[TASK MATERIAL]
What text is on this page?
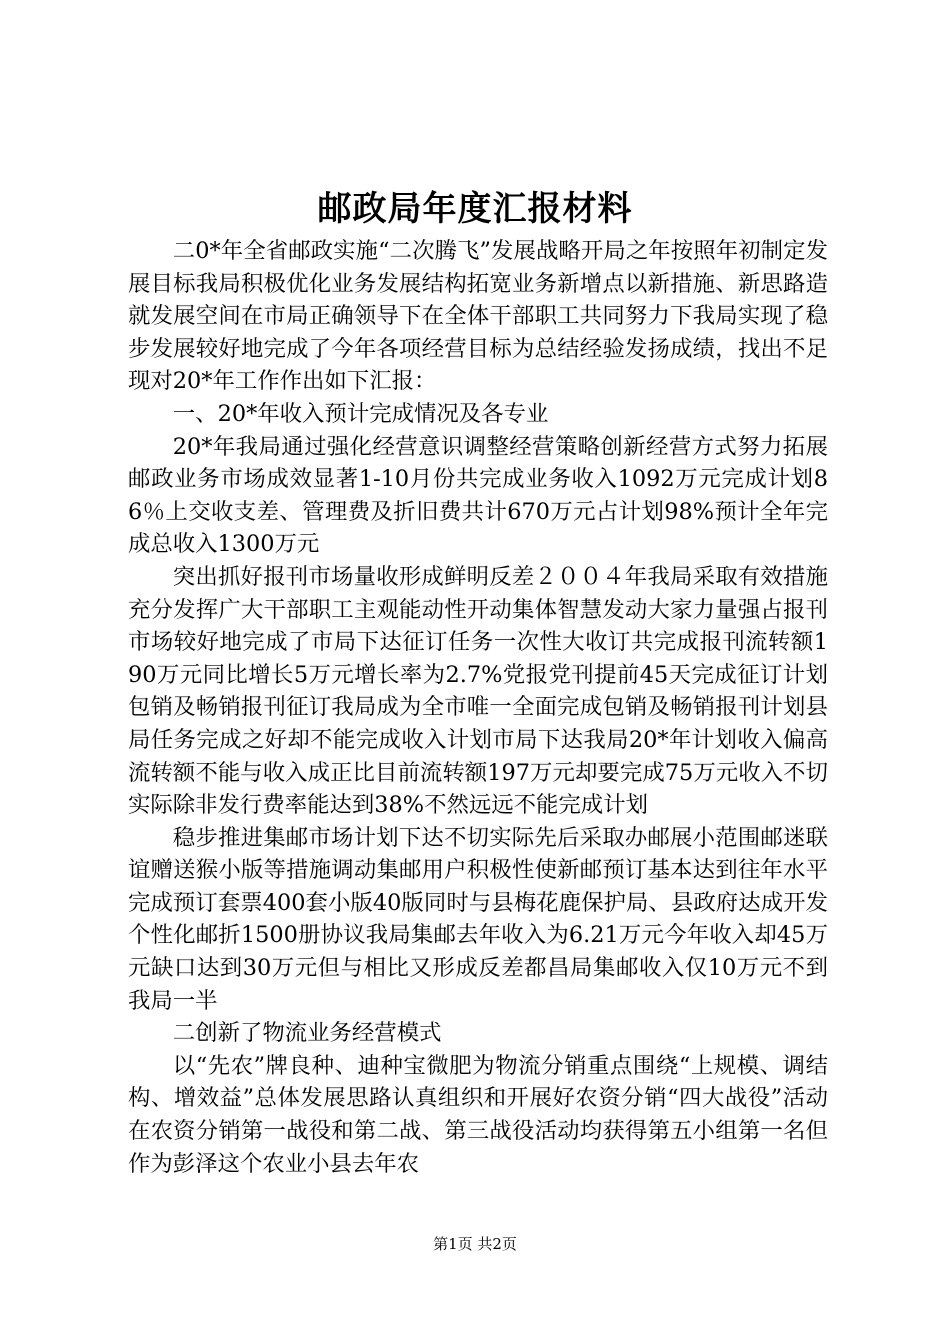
邮政局年度汇报材料

二0*年全省邮政实施“二次腾飞”发展战略开局之年按照年初制定发展目标我局积极优化业务发展结构拓宽业务新增点以新措施、新思路造就发展空间在市局正确领导下在全体干部职工共同努力下我局实现了稳步发展较好地完成了今年各项经营目标为总结经验发扬成绩，找出不足现对20*年工作作出如下汇报：

一、20*年收入预计完成情况及各专业

20*年我局通过强化经营意识调整经营策略创新经营方式努力拓展邮政业务市场成效显著1-10月份共完成业务收入1092万元完成计划86％上交收支差、管理费及折旧费共计670万元占计划98%预计全年完成总收入1300万元

突出抓好报刊市场量收形成鲜明反差２００４年我局采取有效措施充分发挥广大干部职工主观能动性开动集体智慧发动大家力量强占报刊市场较好地完成了市局下达征订任务一次性大收订共完成报刊流转额190万元同比增长5万元增长率为2.7%党报党刊提前45天完成征订计划包销及畅销报刊征订我局成为全市唯一全面完成包销及畅销报刊计划县局任务完成之好却不能完成收入计划市局下达我局20*年计划收入偏高流转额不能与收入成正比目前流转额197万元却要完成75万元收入不切实际除非发行费率能达到38%不然远远不能完成计划

稳步推进集邮市场计划下达不切实际先后采取办邮展小范围邮迷联谊赠送猴小版等措施调动集邮用户积极性使新邮预订基本达到往年水平完成预订套票400套小版40版同时与县梅花鹿保护局、县政府达成开发个性化邮折1500册协议我局集邮去年收入为6.21万元今年收入却45万元缺口达到30万元但与相比又形成反差都昌局集邮收入仅10万元不到我局一半

二创新了物流业务经营模式

以“先农”牌良种、迪种宝微肥为物流分销重点围绕“上规模、调结构、增效益”总体发展思路认真组织和开展好农资分销“四大战役”活动在农资分销第一战役和第二战、第三战役活动均获得第五小组第一名但作为彭泽这个农业小县去年农

第1页 共2页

[GIVEN TASK] All of the entries need to be transcribed word for word; pictures are left out.

[WRITTEN RESPONSE]
What text is on this page?
邮政局年度汇报材料

二0*年全省邮政实施“二次腾飞”发展战略开局之年按照年初制定发展目标我局积极优化业务发展结构拓宽业务新增点以新措施、新思路造就发展空间在市局正确领导下在全体干部职工共同努力下我局实现了稳步发展较好地完成了今年各项经营目标为总结经验发扬成绩，找出不足现对20*年工作作出如下汇报：

一、20*年收入预计完成情况及各专业

20*年我局通过强化经营意识调整经营策略创新经营方式努力拓展邮政业务市场成效显著1-10月份共完成业务收入1092万元完成计划86％上交收支差、管理费及折旧费共计670万元占计划98%预计全年完成总收入1300万元

突出抓好报刊市场量收形成鲜明反差２００４年我局采取有效措施充分发挥广大干部职工主观能动性开动集体智慧发动大家力量强占报刊市场较好地完成了市局下达征订任务一次性大收订共完成报刊流转额190万元同比增长5万元增长率为2.7%党报党刊提前45天完成征订计划包销及畅销报刊征订我局成为全市唯一全面完成包销及畅销报刊计划县局任务完成之好却不能完成收入计划市局下达我局20*年计划收入偏高流转额不能与收入成正比目前流转额197万元却要完成75万元收入不切实际除非发行费率能达到38%不然远远不能完成计划

稳步推进集邮市场计划下达不切实际先后采取办邮展小范围邮迷联谊赠送猴小版等措施调动集邮用户积极性使新邮预订基本达到往年水平完成预订套票400套小版40版同时与县梅花鹿保护局、县政府达成开发个性化邮折1500册协议我局集邮去年收入为6.21万元今年收入却45万元缺口达到30万元但与相比又形成反差都昌局集邮收入仅10万元不到我局一半

二创新了物流业务经营模式

以“先农”牌良种、迪种宝微肥为物流分销重点围绕“上规模、调结构、增效益”总体发展思路认真组织和开展好农资分销“四大战役”活动在农资分销第一战役和第二战、第三战役活动均获得第五小组第一名但作为彭泽这个农业小县去年农

第1页 共2页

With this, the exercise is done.